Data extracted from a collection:
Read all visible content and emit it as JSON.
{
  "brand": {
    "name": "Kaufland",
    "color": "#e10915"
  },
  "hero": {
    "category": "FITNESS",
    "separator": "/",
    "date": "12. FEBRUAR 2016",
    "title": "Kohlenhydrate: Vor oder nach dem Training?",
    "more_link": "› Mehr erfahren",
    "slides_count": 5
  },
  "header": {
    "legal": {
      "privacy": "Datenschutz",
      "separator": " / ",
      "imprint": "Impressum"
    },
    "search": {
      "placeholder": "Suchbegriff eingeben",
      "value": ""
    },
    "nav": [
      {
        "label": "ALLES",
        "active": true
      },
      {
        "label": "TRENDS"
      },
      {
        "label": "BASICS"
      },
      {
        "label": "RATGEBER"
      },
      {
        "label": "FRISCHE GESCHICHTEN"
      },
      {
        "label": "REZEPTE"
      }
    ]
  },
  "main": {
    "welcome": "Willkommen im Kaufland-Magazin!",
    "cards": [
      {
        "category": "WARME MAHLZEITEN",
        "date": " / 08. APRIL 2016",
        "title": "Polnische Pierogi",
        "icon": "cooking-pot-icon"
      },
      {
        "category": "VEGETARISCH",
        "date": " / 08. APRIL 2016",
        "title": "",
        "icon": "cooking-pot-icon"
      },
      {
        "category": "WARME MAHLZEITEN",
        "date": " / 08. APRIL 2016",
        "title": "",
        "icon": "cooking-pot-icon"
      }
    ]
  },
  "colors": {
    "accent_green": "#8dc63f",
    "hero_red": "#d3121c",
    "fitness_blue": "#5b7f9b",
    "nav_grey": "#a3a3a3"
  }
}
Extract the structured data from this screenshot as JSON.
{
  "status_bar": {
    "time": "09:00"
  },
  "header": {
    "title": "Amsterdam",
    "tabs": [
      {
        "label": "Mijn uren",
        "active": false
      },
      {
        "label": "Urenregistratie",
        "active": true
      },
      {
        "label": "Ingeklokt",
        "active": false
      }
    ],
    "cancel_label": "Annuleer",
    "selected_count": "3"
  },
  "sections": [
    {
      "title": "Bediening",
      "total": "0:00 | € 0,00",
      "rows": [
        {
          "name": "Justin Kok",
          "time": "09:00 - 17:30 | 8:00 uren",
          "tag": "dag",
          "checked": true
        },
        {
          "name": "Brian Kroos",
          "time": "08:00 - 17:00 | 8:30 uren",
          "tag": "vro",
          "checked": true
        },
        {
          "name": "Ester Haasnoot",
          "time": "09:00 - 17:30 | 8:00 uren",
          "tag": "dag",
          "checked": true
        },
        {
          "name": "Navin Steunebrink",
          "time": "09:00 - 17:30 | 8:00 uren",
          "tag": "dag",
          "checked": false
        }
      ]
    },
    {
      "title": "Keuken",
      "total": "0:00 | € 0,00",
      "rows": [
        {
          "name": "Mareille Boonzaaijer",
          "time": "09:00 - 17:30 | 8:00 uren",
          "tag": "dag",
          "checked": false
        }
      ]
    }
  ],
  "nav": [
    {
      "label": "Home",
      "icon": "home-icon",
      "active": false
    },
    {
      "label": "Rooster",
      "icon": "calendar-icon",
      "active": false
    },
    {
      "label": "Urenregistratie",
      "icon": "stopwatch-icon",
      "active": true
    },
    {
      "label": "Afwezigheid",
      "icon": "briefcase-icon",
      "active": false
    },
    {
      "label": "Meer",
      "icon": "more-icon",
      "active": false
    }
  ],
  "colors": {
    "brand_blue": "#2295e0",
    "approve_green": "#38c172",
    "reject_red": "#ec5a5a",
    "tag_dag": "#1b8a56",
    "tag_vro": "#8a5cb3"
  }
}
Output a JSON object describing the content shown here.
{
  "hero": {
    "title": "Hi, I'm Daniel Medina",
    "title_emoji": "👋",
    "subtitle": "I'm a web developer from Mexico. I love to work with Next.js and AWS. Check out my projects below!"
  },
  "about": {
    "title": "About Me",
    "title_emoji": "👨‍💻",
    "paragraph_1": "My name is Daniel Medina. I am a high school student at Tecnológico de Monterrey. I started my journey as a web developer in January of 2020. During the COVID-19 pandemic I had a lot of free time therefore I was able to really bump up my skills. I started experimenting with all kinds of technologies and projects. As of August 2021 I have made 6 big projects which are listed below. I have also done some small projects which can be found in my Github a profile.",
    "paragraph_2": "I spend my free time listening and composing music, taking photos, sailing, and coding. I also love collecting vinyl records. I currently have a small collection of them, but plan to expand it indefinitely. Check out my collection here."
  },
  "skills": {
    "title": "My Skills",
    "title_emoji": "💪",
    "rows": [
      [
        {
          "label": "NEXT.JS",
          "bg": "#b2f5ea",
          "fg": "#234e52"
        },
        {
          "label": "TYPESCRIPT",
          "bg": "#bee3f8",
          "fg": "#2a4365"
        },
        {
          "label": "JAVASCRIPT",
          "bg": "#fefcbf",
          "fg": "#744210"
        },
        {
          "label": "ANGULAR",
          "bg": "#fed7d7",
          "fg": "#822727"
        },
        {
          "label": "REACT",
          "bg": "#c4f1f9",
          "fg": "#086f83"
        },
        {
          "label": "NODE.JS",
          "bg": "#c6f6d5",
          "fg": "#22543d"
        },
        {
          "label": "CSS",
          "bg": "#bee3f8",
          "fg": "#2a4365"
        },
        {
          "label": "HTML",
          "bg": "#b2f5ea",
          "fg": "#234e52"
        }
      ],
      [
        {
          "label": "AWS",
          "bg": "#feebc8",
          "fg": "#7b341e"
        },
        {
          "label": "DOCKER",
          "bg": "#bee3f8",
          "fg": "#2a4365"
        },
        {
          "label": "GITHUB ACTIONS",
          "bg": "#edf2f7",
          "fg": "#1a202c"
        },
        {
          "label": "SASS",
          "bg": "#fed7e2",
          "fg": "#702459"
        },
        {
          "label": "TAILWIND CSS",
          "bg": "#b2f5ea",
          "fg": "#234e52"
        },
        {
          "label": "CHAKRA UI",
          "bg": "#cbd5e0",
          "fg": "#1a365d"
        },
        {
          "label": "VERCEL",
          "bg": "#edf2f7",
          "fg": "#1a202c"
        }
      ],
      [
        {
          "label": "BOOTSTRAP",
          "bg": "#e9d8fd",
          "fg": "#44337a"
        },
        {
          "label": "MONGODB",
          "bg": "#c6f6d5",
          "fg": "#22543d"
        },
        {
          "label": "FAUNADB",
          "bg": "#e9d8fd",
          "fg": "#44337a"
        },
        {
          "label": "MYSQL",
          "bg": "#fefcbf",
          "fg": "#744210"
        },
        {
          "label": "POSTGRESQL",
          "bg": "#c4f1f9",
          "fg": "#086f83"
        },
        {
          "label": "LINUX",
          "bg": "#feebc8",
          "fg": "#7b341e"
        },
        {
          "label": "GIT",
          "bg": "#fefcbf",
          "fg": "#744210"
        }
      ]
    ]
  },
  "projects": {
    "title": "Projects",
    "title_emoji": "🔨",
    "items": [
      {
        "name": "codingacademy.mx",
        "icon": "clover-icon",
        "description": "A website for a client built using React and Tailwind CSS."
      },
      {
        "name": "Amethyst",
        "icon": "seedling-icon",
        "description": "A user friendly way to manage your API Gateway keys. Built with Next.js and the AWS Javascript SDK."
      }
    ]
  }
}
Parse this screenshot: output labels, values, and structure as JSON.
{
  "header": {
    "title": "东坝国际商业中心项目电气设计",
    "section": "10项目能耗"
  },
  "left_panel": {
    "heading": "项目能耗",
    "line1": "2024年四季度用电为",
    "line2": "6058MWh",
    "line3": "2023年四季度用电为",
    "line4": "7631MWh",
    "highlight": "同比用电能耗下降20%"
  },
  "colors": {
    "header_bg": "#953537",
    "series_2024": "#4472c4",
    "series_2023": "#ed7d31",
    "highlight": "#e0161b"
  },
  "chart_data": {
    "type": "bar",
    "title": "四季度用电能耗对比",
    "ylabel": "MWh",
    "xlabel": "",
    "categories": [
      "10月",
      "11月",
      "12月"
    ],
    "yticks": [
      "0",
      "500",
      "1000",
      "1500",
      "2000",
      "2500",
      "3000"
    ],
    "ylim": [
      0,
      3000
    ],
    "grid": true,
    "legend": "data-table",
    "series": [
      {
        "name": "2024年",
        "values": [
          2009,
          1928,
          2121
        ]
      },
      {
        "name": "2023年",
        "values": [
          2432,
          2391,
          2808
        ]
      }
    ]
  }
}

The request:
Keep only those lines of the records that hold "JSON", and return them.

Result for this exercise:
Read all visible content and emit it as JSON.
Extract the structured data from this screenshot as JSON.
Output a JSON object describing the content shown here.
Parse this screenshot: output labels, values, and structure as JSON.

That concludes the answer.